** START Extract to read **

It didn’t come without plenty of hard work, but Baylor has restored order with coach Steve Rodriguez and company, leading the charge the past few seasons.
Before Rodriguez’s arrival, the Bears hadn’t reached the NCAA tournament since 2012. And though it wasn’t an overnight fix — the Bears went 24-29 in Rodriguez’s first season — the transition has occurred quicker than expected.
The Bears made a statement in Rodriguez’s second season by going 34-23 with an NCAA tournament appearance, before taking another step forward two seasons ago with a 37-21 overall record. BU put together yet another solid campaign in 2019, too, going 35-19 with a strong Big 12 Conference mark.
Two things are for sure after last season: There’s a renewed sense of confidence around Baylor Ballpark, and the Bears have some key cogs to replace from last year’s club to be able to emulate last year’s success.
Putting all those pieces together between now and Opening Day will be the key.
“We have a lot of pitching back from last year’s club; this is a veteran staff for us,” Rodriguez said. “We lost Kyle Hill and a couple of others, but we have some pretty good arms coming back. We also brought in some really good freshmen.

** END Extract to read **
** START Excerpted data **

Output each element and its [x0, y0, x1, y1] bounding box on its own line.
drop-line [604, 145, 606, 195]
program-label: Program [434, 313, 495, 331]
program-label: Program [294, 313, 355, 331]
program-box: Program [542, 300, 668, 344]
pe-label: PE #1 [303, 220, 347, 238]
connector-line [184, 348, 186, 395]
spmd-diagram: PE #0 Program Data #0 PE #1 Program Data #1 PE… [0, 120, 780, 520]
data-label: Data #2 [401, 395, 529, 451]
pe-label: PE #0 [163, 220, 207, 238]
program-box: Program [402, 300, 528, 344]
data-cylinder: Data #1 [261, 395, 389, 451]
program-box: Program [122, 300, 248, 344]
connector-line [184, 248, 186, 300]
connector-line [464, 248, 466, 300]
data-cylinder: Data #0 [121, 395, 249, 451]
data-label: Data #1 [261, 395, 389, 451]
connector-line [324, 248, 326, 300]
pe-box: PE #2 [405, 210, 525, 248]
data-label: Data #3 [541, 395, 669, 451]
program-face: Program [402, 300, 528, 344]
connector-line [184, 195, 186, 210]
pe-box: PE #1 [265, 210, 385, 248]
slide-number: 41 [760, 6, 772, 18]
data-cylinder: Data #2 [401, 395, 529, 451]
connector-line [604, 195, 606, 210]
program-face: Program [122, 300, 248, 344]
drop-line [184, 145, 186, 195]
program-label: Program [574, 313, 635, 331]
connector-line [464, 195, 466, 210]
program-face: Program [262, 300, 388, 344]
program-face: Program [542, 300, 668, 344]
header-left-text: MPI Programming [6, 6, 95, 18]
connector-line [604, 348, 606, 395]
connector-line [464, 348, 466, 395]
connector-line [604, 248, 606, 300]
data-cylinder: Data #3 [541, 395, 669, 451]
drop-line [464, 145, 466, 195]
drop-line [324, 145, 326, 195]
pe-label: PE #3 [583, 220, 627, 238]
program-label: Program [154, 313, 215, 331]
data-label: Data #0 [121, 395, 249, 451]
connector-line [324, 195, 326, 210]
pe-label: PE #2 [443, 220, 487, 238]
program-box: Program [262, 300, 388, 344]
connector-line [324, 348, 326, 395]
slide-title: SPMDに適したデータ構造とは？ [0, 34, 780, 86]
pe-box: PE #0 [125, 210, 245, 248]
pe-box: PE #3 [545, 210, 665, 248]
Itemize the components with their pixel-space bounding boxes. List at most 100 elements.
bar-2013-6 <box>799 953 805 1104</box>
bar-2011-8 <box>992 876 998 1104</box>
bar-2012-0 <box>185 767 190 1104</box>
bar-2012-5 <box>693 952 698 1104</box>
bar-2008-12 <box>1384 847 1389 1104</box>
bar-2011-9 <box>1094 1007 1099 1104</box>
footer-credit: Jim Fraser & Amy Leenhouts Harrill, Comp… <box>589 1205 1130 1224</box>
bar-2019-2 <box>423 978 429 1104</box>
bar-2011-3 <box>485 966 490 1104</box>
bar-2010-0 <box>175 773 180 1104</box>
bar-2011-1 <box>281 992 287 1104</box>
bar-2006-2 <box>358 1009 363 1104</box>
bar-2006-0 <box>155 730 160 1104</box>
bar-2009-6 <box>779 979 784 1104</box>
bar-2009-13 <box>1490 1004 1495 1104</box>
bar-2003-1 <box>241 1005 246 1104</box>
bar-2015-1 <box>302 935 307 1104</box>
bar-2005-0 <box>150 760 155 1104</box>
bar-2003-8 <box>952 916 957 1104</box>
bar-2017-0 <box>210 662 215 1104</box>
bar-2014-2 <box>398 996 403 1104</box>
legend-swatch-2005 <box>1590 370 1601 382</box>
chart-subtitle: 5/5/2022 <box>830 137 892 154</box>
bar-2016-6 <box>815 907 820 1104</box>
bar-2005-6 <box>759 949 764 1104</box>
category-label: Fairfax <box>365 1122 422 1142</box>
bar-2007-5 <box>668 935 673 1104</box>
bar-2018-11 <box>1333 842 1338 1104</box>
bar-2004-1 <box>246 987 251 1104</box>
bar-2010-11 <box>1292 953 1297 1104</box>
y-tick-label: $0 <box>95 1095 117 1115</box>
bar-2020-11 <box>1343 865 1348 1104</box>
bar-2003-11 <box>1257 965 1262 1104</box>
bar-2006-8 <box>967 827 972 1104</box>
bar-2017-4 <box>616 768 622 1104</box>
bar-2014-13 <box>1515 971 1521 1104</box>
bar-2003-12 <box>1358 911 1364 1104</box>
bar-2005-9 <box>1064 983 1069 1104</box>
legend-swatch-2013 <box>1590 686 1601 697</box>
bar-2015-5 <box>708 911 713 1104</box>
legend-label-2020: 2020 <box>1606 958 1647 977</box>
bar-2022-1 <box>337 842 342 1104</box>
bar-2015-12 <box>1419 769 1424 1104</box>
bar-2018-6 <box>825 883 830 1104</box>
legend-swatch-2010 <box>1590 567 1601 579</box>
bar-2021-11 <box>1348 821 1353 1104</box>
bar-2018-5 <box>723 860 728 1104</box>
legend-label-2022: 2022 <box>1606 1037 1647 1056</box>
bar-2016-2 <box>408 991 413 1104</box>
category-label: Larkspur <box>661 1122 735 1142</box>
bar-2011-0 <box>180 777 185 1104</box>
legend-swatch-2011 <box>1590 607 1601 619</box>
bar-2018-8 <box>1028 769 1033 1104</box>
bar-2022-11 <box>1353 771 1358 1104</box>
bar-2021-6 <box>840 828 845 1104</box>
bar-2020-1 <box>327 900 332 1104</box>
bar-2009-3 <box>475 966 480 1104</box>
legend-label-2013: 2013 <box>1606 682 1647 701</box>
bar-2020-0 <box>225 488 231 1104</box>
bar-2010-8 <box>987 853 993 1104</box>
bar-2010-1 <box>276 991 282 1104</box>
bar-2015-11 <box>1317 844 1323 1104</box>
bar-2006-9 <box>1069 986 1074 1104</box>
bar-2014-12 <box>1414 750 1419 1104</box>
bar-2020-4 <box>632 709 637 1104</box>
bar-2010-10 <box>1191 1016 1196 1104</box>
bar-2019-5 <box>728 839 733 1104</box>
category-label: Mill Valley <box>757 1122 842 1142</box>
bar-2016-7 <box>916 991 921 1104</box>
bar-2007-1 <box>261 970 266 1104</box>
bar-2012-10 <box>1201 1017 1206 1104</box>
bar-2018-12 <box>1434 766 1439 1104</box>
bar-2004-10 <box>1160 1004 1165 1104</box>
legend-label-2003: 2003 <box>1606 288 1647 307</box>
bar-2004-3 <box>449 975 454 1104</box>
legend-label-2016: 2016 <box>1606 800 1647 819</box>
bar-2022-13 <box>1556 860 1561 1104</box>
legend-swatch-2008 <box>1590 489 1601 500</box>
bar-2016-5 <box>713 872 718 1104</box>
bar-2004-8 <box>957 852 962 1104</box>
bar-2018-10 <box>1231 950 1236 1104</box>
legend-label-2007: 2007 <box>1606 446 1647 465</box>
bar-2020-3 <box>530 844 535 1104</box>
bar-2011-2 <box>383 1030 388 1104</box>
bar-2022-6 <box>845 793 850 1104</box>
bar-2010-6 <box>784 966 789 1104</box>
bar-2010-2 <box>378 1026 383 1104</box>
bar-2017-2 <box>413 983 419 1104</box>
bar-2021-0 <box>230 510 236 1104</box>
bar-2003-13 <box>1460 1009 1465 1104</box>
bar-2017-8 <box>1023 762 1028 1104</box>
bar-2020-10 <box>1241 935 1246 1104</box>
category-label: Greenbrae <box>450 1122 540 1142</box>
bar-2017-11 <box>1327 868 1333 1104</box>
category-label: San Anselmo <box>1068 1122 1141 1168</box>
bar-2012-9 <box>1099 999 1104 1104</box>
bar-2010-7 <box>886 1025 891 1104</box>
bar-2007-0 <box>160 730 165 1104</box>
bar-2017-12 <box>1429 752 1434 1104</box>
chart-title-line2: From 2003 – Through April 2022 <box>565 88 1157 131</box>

** END Excerpted data **

◆ Given task:
Please write out the Baylor baseball passage word for word, from "It didn’t come" to "last year’s success.".

◆ Output for this task:
It didn’t come without plenty of hard work, but Baylor has restored order with coach Steve Rodriguez and company, leading the charge the past few seasons.
Before Rodriguez’s arrival, the Bears hadn’t reached the NCAA tournament since 2012. And though it wasn’t an overnight fix — the Bears went 24-29 in Rodriguez’s first season — the transition has occurred quicker than expected.
The Bears made a statement in Rodriguez’s second season by going 34-23 with an NCAA tournament appearance, before taking another step forward two seasons ago with a 37-21 overall record. BU put together yet another solid campaign in 2019, too, going 35-19 with a strong Big 12 Conference mark.
Two things are for sure after last season: There’s a renewed sense of confidence around Baylor Ballpark, and the Bears have some key cogs to replace from last year’s club to be able to emulate last year’s success.